> Do this
Reply with one number: the count of lines in the listing that contain the string "page".

## Start Working data

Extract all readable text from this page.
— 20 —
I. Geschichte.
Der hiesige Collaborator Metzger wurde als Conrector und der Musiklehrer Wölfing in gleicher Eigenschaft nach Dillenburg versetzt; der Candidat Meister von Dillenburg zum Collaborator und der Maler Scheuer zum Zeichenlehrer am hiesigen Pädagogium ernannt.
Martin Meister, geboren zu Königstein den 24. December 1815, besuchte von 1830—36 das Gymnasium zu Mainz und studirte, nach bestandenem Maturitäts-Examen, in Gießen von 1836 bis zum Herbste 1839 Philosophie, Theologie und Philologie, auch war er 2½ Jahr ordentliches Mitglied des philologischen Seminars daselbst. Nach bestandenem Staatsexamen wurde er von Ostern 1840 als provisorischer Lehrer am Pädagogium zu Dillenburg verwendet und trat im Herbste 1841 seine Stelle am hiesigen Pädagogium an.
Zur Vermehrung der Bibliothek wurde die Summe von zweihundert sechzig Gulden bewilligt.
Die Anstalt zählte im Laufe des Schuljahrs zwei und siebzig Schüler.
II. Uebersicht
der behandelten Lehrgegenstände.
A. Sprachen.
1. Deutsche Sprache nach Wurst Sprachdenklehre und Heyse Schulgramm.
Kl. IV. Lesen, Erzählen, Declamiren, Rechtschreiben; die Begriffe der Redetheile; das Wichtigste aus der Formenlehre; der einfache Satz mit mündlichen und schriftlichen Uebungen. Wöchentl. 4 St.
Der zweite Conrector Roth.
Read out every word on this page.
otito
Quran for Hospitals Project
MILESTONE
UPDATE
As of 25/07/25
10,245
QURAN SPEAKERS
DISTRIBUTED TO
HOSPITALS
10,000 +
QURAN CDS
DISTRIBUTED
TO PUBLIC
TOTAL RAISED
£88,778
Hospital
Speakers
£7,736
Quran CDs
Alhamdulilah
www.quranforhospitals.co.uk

## End Working data

> Task response
2